▶ **Data for the task**
● ● ● ●

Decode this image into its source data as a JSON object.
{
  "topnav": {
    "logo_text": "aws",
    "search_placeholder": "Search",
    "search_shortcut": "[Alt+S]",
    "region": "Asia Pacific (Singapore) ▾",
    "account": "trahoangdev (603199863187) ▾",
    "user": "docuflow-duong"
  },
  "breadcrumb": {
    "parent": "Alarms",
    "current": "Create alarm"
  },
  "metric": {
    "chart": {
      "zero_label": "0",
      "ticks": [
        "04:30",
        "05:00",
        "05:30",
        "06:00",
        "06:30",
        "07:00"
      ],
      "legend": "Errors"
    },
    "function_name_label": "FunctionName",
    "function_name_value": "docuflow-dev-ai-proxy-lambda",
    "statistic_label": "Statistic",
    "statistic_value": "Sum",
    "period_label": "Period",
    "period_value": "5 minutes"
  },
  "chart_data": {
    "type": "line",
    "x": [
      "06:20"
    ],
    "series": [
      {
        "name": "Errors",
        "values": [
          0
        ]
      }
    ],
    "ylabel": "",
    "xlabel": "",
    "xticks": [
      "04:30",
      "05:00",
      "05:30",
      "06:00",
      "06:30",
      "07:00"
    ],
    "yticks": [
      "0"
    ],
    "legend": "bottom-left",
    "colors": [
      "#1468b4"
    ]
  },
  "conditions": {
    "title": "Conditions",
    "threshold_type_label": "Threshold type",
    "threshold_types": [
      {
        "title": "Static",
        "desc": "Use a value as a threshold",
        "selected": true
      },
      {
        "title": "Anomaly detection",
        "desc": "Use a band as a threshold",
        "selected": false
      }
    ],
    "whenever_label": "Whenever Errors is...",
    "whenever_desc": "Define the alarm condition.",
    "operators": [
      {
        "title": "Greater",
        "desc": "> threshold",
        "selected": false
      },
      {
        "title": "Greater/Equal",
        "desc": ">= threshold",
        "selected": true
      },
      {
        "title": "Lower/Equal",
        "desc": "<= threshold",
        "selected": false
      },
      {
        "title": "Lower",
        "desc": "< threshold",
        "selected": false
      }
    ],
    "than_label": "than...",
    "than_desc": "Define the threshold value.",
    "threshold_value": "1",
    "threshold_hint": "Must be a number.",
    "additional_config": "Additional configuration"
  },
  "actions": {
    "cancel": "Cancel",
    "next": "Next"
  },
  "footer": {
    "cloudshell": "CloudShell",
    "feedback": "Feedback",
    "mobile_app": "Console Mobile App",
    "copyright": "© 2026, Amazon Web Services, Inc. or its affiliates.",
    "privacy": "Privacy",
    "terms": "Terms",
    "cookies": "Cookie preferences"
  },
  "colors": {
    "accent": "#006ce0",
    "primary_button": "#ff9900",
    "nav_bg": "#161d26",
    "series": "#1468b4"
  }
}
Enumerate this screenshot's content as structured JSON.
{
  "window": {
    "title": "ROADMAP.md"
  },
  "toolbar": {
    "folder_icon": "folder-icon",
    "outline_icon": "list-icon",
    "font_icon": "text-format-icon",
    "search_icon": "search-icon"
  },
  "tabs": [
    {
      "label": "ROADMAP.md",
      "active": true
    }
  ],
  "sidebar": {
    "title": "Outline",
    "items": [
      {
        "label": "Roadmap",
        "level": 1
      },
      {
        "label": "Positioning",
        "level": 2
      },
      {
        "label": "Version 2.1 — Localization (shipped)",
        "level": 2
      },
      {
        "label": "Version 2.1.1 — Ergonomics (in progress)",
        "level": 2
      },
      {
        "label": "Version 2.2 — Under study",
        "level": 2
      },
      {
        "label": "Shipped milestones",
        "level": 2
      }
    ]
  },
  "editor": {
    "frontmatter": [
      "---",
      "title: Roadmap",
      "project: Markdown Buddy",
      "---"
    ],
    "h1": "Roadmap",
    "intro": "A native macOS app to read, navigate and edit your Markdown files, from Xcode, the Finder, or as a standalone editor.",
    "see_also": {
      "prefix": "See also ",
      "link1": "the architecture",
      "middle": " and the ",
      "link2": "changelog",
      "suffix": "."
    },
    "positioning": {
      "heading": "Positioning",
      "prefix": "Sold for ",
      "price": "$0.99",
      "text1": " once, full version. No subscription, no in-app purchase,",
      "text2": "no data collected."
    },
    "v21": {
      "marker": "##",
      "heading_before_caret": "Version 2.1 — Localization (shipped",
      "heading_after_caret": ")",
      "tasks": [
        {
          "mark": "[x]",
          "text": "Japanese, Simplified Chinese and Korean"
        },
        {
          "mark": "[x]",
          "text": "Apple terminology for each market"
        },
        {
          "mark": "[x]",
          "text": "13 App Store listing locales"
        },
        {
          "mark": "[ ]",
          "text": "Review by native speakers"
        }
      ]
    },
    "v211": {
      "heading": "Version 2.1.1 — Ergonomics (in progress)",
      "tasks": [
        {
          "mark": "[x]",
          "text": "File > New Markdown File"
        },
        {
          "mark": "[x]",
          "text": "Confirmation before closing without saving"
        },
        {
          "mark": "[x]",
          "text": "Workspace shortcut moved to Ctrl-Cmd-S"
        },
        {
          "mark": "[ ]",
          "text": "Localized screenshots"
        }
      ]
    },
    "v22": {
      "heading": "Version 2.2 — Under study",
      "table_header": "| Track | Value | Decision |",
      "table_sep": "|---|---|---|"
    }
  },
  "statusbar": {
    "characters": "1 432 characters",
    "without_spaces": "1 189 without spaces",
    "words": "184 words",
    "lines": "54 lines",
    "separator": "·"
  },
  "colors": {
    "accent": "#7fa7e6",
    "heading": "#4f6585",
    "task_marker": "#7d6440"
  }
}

● ● ● ●

▶ **Your instructions**
Please reproduce every line of the material word for word.

▶ **Answer to this exercise**
Decode this image into its source data as a JSON object.
{
  "topnav": {
    "logo_text": "aws",
    "search_placeholder": "Search",
    "search_shortcut": "[Alt+S]",
    "region": "Asia Pacific (Singapore) ▾",
    "account": "trahoangdev (603199863187) ▾",
    "user": "docuflow-duong"
  },
  "breadcrumb": {
    "parent": "Alarms",
    "current": "Create alarm"
  },
  "metric": {
    "chart": {
      "zero_label": "0",
      "ticks": [
        "04:30",
        "05:00",
        "05:30",
        "06:00",
        "06:30",
        "07:00"
      ],
      "legend": "Errors"
    },
    "function_name_label": "FunctionName",
    "function_name_value": "docuflow-dev-ai-proxy-lambda",
    "statistic_label": "Statistic",
    "statistic_value": "Sum",
    "period_label": "Period",
    "period_value": "5 minutes"
  },
  "chart_data": {
    "type": "line",
    "x": [
      "06:20"
    ],
    "series": [
      {
        "name": "Errors",
        "values": [
          0
        ]
      }
    ],
    "ylabel": "",
    "xlabel": "",
    "xticks": [
      "04:30",
      "05:00",
      "05:30",
      "06:00",
      "06:30",
      "07:00"
    ],
    "yticks": [
      "0"
    ],
    "legend": "bottom-left",
    "colors": [
      "#1468b4"
    ]
  },
  "conditions": {
    "title": "Conditions",
    "threshold_type_label": "Threshold type",
    "threshold_types": [
      {
        "title": "Static",
        "desc": "Use a value as a threshold",
        "selected": true
      },
      {
        "title": "Anomaly detection",
        "desc": "Use a band as a threshold",
        "selected": false
      }
    ],
    "whenever_label": "Whenever Errors is...",
    "whenever_desc": "Define the alarm condition.",
    "operators": [
      {
        "title": "Greater",
        "desc": "> threshold",
        "selected": false
      },
      {
        "title": "Greater/Equal",
        "desc": ">= threshold",
        "selected": true
      },
      {
        "title": "Lower/Equal",
        "desc": "<= threshold",
        "selected": false
      },
      {
        "title": "Lower",
        "desc": "< threshold",
        "selected": false
      }
    ],
    "than_label": "than...",
    "than_desc": "Define the threshold value.",
    "threshold_value": "1",
    "threshold_hint": "Must be a number.",
    "additional_config": "Additional configuration"
  },
  "actions": {
    "cancel": "Cancel",
    "next": "Next"
  },
  "footer": {
    "cloudshell": "CloudShell",
    "feedback": "Feedback",
    "mobile_app": "Console Mobile App",
    "copyright": "© 2026, Amazon Web Services, Inc. or its affiliates.",
    "privacy": "Privacy",
    "terms": "Terms",
    "cookies": "Cookie preferences"
  },
  "colors": {
    "accent": "#006ce0",
    "primary_button": "#ff9900",
    "nav_bg": "#161d26",
    "series": "#1468b4"
  }
}
Enumerate this screenshot's content as structured JSON.
{
  "window": {
    "title": "ROADMAP.md"
  },
  "toolbar": {
    "folder_icon": "folder-icon",
    "outline_icon": "list-icon",
    "font_icon": "text-format-icon",
    "search_icon": "search-icon"
  },
  "tabs": [
    {
      "label": "ROADMAP.md",
      "active": true
    }
  ],
  "sidebar": {
    "title": "Outline",
    "items": [
      {
        "label": "Roadmap",
        "level": 1
      },
      {
        "label": "Positioning",
        "level": 2
      },
      {
        "label": "Version 2.1 — Localization (shipped)",
        "level": 2
      },
      {
        "label": "Version 2.1.1 — Ergonomics (in progress)",
        "level": 2
      },
      {
        "label": "Version 2.2 — Under study",
        "level": 2
      },
      {
        "label": "Shipped milestones",
        "level": 2
      }
    ]
  },
  "editor": {
    "frontmatter": [
      "---",
      "title: Roadmap",
      "project: Markdown Buddy",
      "---"
    ],
    "h1": "Roadmap",
    "intro": "A native macOS app to read, navigate and edit your Markdown files, from Xcode, the Finder, or as a standalone editor.",
    "see_also": {
      "prefix": "See also ",
      "link1": "the architecture",
      "middle": " and the ",
      "link2": "changelog",
      "suffix": "."
    },
    "positioning": {
      "heading": "Positioning",
      "prefix": "Sold for ",
      "price": "$0.99",
      "text1": " once, full version. No subscription, no in-app purchase,",
      "text2": "no data collected."
    },
    "v21": {
      "marker": "##",
      "heading_before_caret": "Version 2.1 — Localization (shipped",
      "heading_after_caret": ")",
      "tasks": [
        {
          "mark": "[x]",
          "text": "Japanese, Simplified Chinese and Korean"
        },
        {
          "mark": "[x]",
          "text": "Apple terminology for each market"
        },
        {
          "mark": "[x]",
          "text": "13 App Store listing locales"
        },
        {
          "mark": "[ ]",
          "text": "Review by native speakers"
        }
      ]
    },
    "v211": {
      "heading": "Version 2.1.1 — Ergonomics (in progress)",
      "tasks": [
        {
          "mark": "[x]",
          "text": "File > New Markdown File"
        },
        {
          "mark": "[x]",
          "text": "Confirmation before closing without saving"
        },
        {
          "mark": "[x]",
          "text": "Workspace shortcut moved to Ctrl-Cmd-S"
        },
        {
          "mark": "[ ]",
          "text": "Localized screenshots"
        }
      ]
    },
    "v22": {
      "heading": "Version 2.2 — Under study",
      "table_header": "| Track | Value | Decision |",
      "table_sep": "|---|---|---|"
    }
  },
  "statusbar": {
    "characters": "1 432 characters",
    "without_spaces": "1 189 without spaces",
    "words": "184 words",
    "lines": "54 lines",
    "separator": "·"
  },
  "colors": {
    "accent": "#7fa7e6",
    "heading": "#4f6585",
    "task_marker": "#7d6440"
  }
}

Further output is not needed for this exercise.